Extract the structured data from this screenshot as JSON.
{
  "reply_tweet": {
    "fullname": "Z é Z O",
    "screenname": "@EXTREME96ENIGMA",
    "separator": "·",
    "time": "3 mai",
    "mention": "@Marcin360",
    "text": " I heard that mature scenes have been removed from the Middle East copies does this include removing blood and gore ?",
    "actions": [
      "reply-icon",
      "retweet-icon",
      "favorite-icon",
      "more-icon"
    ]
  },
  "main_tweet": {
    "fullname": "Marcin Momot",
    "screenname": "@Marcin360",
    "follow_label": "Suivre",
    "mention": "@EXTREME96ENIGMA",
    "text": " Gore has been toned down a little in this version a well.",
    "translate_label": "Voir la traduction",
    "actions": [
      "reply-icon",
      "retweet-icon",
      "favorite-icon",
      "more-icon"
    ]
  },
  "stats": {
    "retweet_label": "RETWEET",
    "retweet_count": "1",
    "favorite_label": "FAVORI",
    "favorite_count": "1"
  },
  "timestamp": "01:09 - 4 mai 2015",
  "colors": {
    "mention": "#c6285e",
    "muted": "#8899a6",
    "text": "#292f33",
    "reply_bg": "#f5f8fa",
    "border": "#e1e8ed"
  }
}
_ _ _ _ _
**To do:** Using the listing above, please repeat every entry exactly.

**Response:**
Extract the structured data from this screenshot as JSON.
{
  "reply_tweet": {
    "fullname": "Z é Z O",
    "screenname": "@EXTREME96ENIGMA",
    "separator": "·",
    "time": "3 mai",
    "mention": "@Marcin360",
    "text": " I heard that mature scenes have been removed from the Middle East copies does this include removing blood and gore ?",
    "actions": [
      "reply-icon",
      "retweet-icon",
      "favorite-icon",
      "more-icon"
    ]
  },
  "main_tweet": {
    "fullname": "Marcin Momot",
    "screenname": "@Marcin360",
    "follow_label": "Suivre",
    "mention": "@EXTREME96ENIGMA",
    "text": " Gore has been toned down a little in this version a well.",
    "translate_label": "Voir la traduction",
    "actions": [
      "reply-icon",
      "retweet-icon",
      "favorite-icon",
      "more-icon"
    ]
  },
  "stats": {
    "retweet_label": "RETWEET",
    "retweet_count": "1",
    "favorite_label": "FAVORI",
    "favorite_count": "1"
  },
  "timestamp": "01:09 - 4 mai 2015",
  "colors": {
    "mention": "#c6285e",
    "muted": "#8899a6",
    "text": "#292f33",
    "reply_bg": "#f5f8fa",
    "border": "#e1e8ed"
  }
}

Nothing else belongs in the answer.